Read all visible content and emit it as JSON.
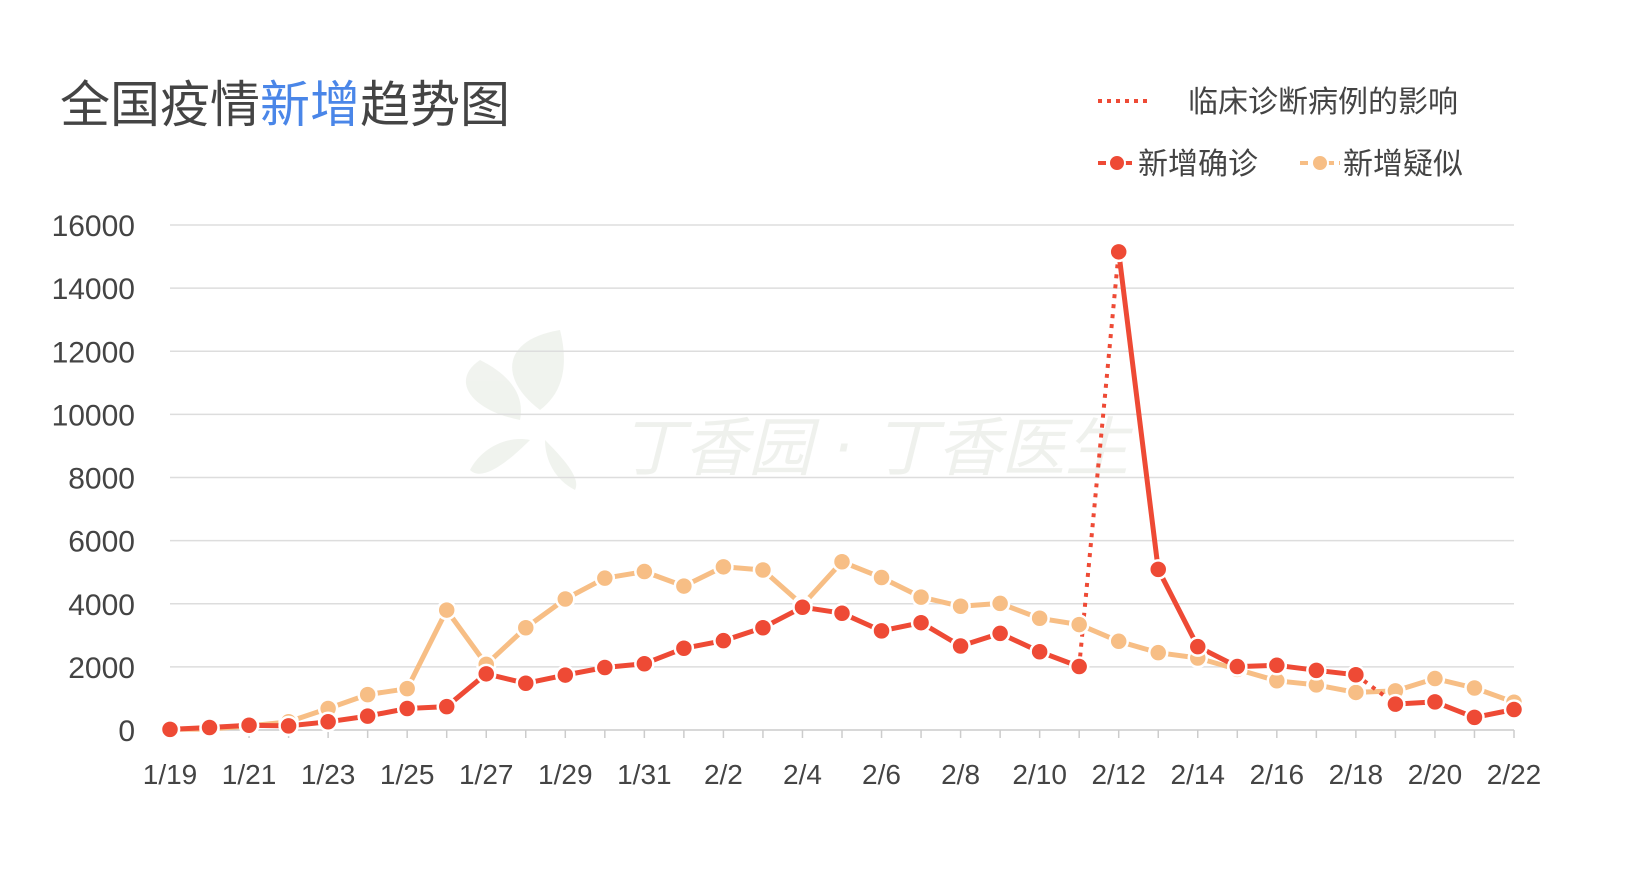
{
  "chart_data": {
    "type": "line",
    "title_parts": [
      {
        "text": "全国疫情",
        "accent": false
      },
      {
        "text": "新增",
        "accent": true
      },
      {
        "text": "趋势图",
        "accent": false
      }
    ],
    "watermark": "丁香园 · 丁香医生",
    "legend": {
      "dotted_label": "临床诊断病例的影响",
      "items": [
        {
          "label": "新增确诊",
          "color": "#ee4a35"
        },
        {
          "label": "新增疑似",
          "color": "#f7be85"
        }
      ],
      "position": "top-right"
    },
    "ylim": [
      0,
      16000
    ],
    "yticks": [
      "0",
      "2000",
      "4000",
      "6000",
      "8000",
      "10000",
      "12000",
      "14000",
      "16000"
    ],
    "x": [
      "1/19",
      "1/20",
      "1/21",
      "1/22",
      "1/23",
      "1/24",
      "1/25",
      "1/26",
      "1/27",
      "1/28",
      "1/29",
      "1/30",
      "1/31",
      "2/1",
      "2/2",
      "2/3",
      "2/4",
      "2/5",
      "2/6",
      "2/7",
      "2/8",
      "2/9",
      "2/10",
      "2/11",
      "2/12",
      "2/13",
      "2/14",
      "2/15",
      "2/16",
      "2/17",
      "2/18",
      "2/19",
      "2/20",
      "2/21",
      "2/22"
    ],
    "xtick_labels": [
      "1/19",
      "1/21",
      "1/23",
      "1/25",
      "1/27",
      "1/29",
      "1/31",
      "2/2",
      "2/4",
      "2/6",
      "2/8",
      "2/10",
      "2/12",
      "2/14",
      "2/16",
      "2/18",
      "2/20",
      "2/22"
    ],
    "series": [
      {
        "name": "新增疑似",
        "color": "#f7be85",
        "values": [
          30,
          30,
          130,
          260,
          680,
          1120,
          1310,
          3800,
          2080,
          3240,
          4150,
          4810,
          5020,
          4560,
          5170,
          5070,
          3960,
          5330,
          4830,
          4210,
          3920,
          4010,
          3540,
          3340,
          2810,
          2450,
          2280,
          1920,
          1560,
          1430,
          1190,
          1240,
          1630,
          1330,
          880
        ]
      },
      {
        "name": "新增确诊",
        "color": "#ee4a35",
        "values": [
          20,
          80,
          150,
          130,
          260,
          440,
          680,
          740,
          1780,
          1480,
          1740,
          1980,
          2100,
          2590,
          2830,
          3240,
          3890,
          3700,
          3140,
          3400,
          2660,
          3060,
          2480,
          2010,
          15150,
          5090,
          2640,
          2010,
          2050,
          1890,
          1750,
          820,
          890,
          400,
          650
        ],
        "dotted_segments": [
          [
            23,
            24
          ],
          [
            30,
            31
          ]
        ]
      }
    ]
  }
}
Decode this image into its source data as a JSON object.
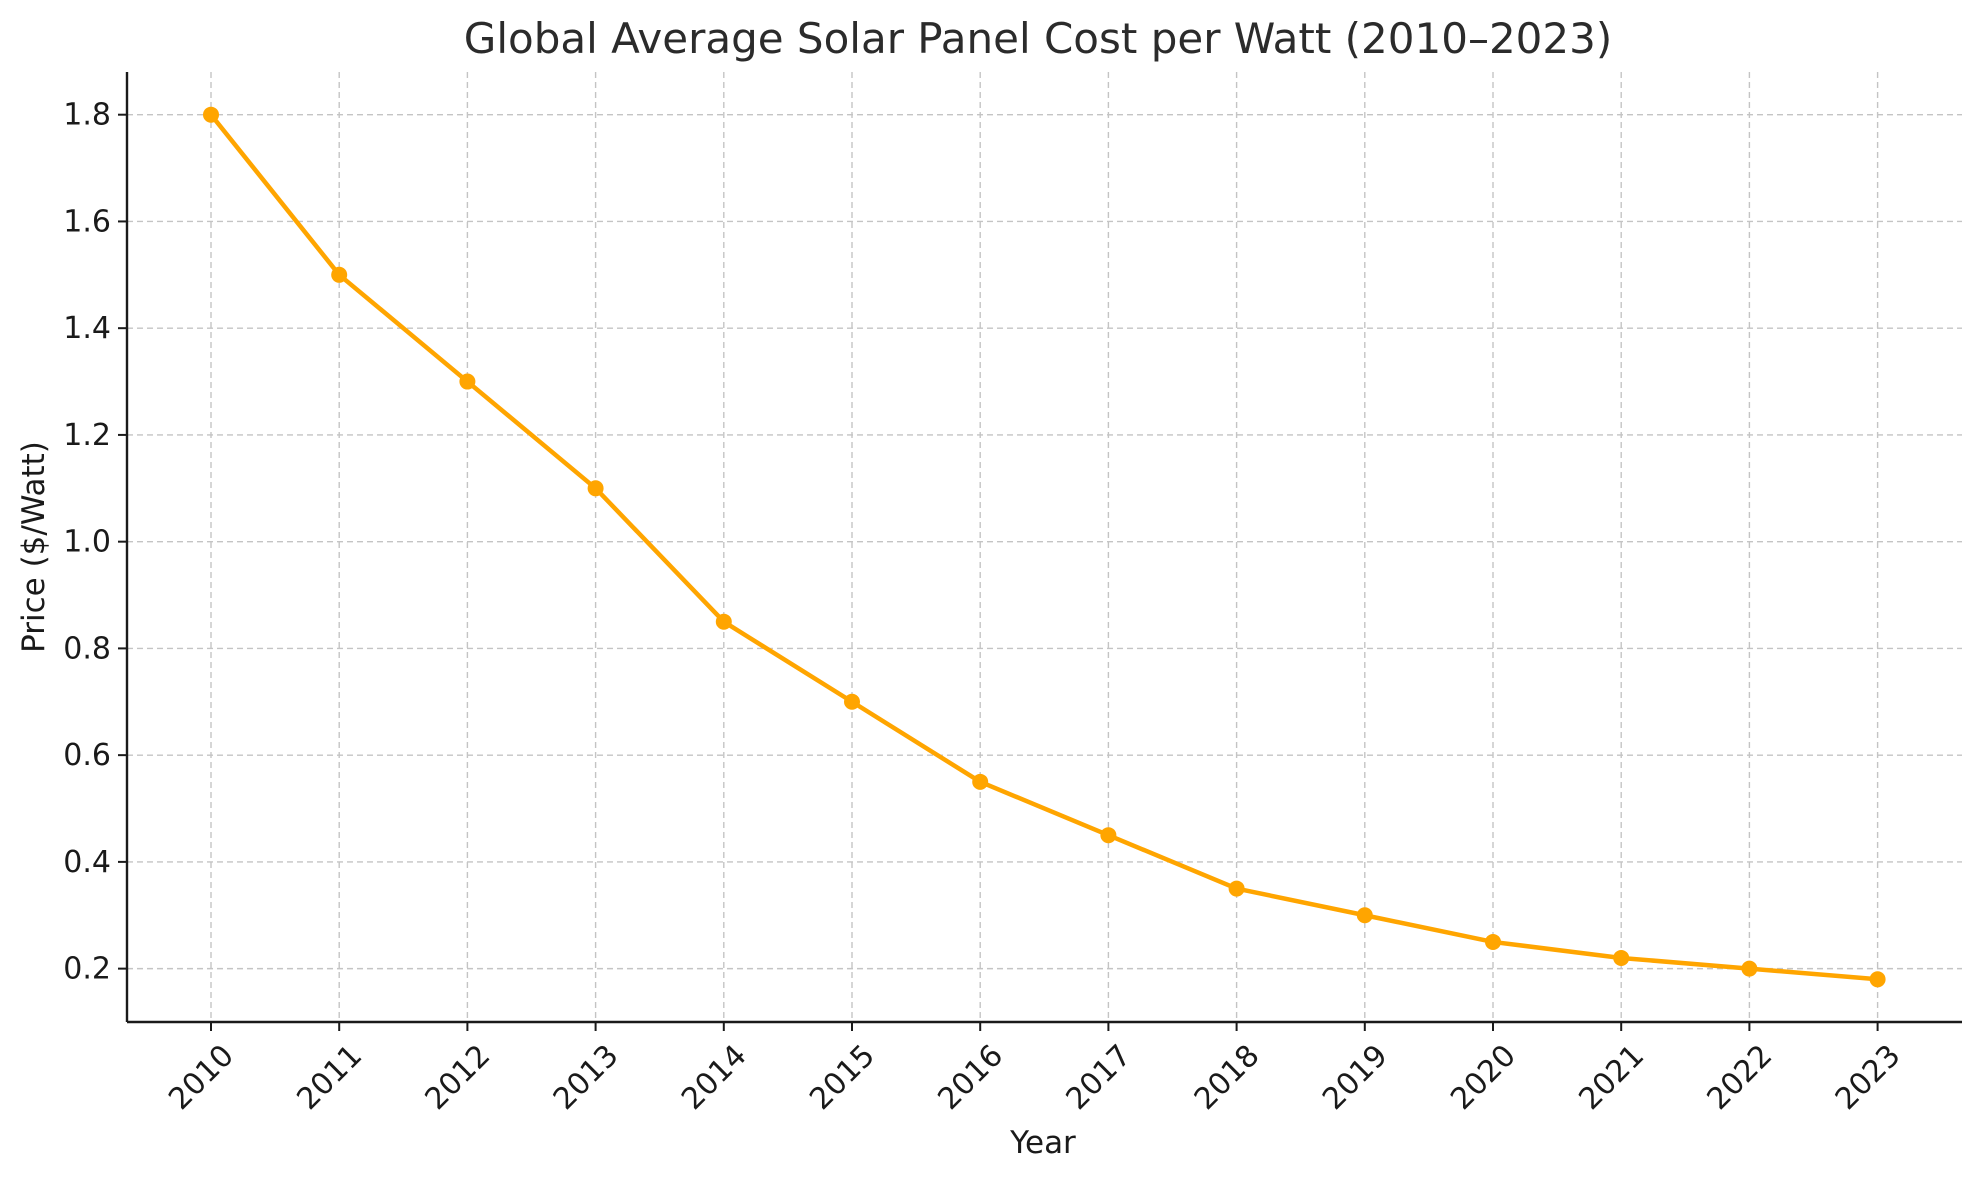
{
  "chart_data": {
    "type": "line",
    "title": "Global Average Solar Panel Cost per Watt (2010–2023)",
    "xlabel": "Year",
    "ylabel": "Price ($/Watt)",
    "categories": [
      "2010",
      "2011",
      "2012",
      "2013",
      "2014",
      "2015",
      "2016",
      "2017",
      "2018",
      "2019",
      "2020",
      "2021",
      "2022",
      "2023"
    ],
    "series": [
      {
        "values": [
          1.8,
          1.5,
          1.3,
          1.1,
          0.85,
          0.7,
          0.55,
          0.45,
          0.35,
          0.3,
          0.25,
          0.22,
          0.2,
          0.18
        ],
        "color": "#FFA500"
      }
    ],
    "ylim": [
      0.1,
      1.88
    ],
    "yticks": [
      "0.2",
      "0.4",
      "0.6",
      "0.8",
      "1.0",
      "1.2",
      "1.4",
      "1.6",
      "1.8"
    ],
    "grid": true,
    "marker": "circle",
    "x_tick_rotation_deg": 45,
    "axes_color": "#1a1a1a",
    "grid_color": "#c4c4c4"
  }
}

# # # # # # #

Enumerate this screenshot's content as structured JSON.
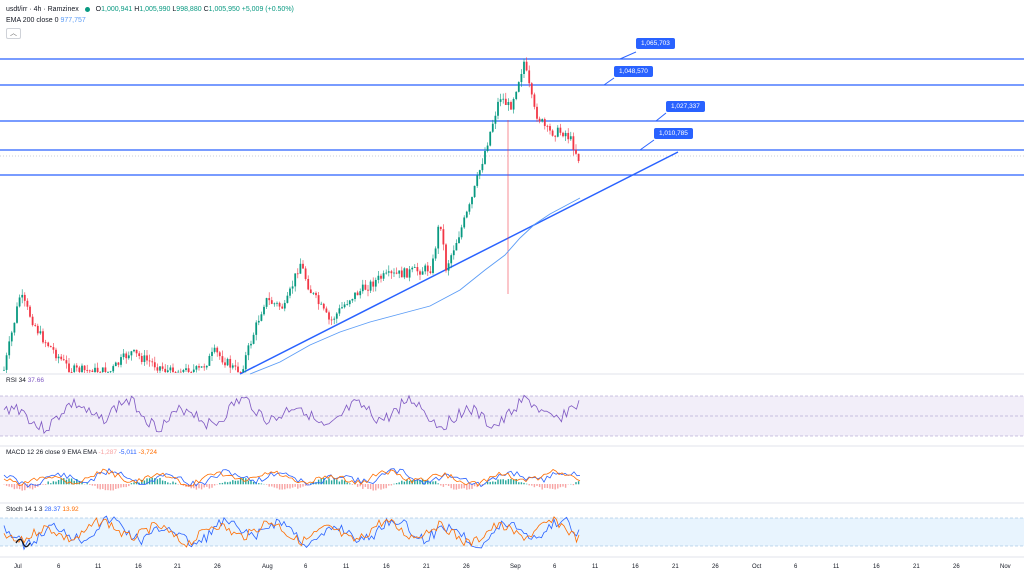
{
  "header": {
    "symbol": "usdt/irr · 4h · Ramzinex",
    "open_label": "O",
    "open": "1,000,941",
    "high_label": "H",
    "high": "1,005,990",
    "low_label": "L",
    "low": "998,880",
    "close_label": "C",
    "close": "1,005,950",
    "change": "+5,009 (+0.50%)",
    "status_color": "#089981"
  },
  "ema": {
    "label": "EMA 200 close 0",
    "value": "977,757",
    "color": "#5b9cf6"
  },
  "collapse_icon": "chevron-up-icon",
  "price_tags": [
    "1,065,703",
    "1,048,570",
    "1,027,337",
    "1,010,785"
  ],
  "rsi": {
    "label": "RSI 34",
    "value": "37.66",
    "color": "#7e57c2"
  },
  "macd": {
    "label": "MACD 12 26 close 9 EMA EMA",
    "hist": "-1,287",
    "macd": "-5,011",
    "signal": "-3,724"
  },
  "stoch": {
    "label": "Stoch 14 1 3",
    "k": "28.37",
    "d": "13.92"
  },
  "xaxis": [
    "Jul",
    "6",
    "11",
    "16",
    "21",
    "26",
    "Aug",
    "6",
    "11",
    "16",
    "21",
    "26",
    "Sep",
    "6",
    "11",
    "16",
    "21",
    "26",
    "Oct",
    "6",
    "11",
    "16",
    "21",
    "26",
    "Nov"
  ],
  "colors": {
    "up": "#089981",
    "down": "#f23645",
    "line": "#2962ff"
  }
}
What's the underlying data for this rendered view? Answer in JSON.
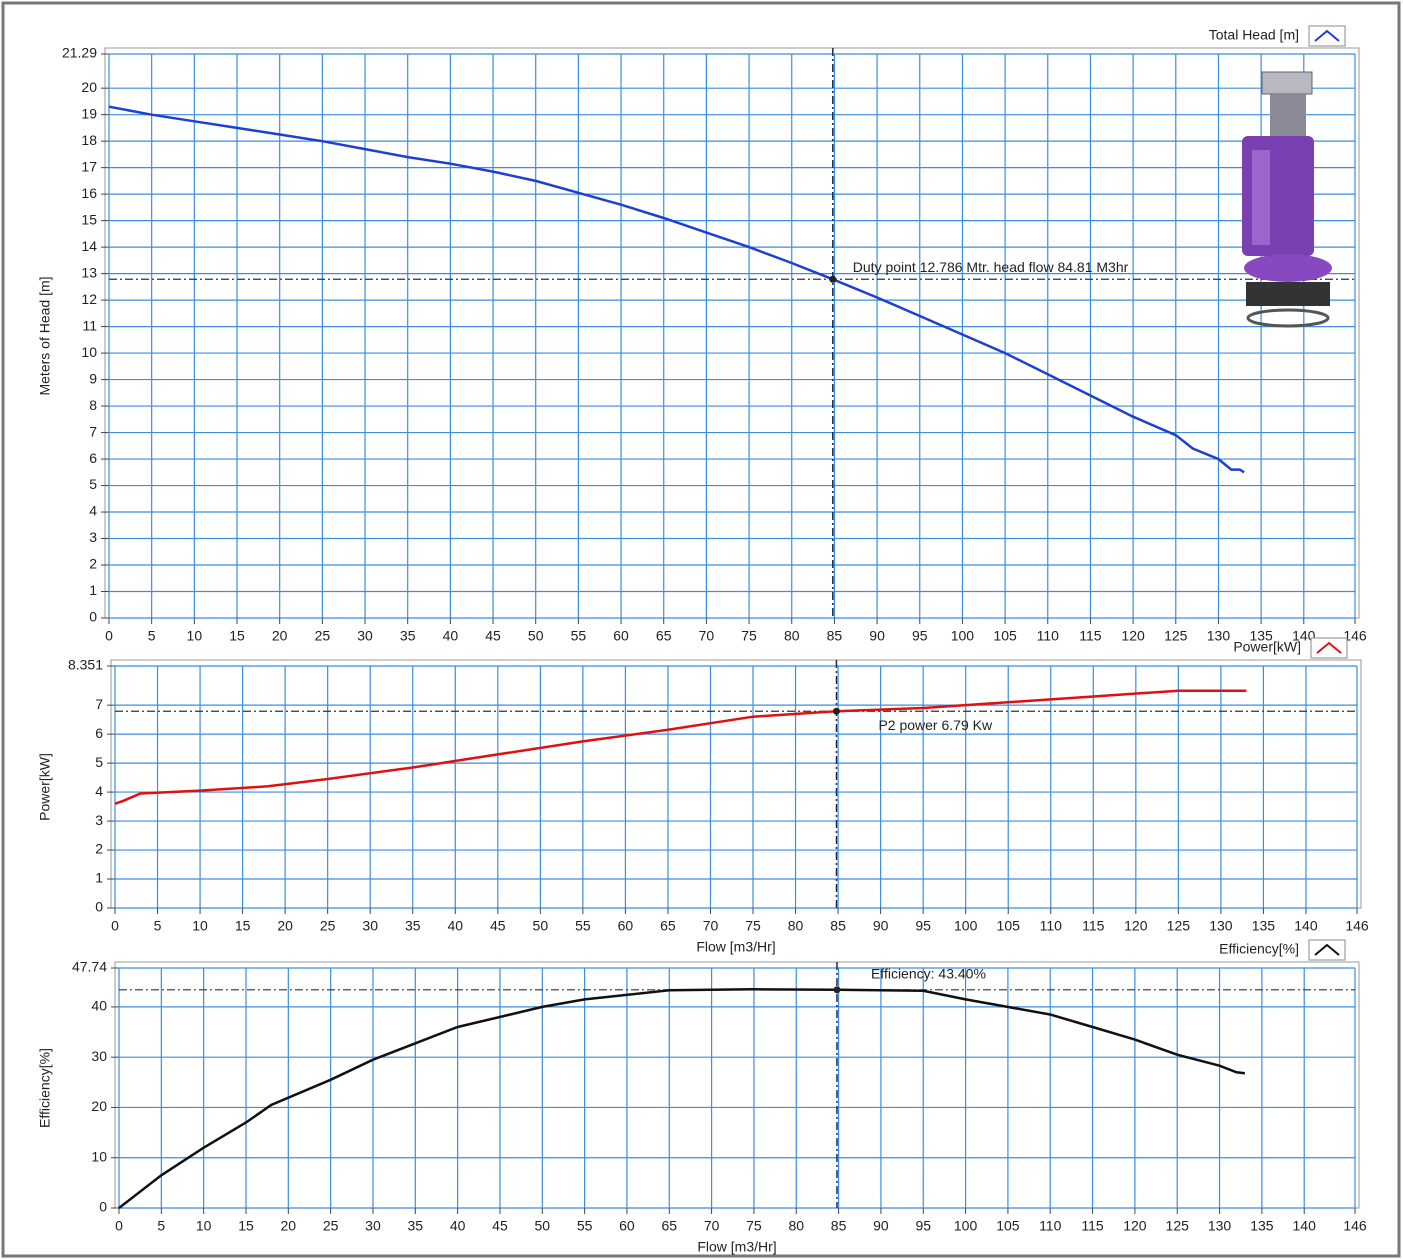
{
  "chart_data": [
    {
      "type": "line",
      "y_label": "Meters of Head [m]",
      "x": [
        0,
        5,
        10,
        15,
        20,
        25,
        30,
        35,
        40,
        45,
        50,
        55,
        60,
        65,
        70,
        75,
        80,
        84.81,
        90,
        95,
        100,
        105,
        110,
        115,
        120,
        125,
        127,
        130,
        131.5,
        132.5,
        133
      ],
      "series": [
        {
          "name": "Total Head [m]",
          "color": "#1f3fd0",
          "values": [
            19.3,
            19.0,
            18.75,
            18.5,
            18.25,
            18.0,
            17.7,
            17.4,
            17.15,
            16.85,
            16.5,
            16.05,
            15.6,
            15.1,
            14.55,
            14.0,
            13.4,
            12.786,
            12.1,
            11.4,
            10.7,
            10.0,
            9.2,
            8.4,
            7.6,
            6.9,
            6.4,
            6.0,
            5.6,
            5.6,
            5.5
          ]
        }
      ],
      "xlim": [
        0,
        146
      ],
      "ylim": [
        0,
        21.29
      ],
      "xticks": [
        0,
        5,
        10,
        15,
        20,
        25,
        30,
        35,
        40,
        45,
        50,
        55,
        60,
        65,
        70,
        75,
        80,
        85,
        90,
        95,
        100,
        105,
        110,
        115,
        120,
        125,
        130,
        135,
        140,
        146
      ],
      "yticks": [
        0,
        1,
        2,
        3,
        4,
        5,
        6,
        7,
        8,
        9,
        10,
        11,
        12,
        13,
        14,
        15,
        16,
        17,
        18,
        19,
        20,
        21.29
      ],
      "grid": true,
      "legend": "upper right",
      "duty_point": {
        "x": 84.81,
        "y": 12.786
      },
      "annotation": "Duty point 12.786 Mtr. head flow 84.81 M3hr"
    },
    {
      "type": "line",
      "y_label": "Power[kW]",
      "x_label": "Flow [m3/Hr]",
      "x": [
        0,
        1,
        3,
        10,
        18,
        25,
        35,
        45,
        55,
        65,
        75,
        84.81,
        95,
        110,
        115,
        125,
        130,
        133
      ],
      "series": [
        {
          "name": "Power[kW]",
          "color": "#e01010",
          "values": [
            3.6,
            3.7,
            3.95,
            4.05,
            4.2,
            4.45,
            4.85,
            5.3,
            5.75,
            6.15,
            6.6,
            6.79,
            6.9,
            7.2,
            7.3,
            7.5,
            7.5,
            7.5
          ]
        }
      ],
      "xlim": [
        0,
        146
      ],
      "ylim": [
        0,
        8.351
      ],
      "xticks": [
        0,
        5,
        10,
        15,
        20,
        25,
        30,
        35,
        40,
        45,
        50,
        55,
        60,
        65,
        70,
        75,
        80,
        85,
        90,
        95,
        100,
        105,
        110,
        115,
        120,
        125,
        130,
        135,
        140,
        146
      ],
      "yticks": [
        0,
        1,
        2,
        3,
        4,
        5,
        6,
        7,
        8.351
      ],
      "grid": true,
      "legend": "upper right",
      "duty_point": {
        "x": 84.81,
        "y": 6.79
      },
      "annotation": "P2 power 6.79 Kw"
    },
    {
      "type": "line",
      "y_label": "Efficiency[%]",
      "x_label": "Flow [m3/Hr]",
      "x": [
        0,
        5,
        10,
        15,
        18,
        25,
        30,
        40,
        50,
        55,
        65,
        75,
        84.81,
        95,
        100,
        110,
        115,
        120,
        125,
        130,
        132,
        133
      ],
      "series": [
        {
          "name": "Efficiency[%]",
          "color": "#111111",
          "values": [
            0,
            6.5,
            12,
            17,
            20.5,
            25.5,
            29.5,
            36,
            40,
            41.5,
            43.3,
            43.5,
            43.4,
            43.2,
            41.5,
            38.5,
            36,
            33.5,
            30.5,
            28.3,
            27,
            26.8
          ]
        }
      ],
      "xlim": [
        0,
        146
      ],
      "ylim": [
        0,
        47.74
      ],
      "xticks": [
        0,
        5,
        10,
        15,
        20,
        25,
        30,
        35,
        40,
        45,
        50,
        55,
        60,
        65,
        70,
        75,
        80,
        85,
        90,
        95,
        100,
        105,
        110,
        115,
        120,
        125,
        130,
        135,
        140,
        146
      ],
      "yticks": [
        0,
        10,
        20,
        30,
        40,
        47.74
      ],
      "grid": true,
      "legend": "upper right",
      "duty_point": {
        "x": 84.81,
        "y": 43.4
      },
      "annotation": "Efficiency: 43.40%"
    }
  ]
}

# # # # # # #

### Your objective
Extract every line containing the string "Efficiency" from the material.

### Problem solution
      "y_label": "Efficiency[%]",
          "name": "Efficiency[%]",
      "annotation": "Efficiency: 43.40%"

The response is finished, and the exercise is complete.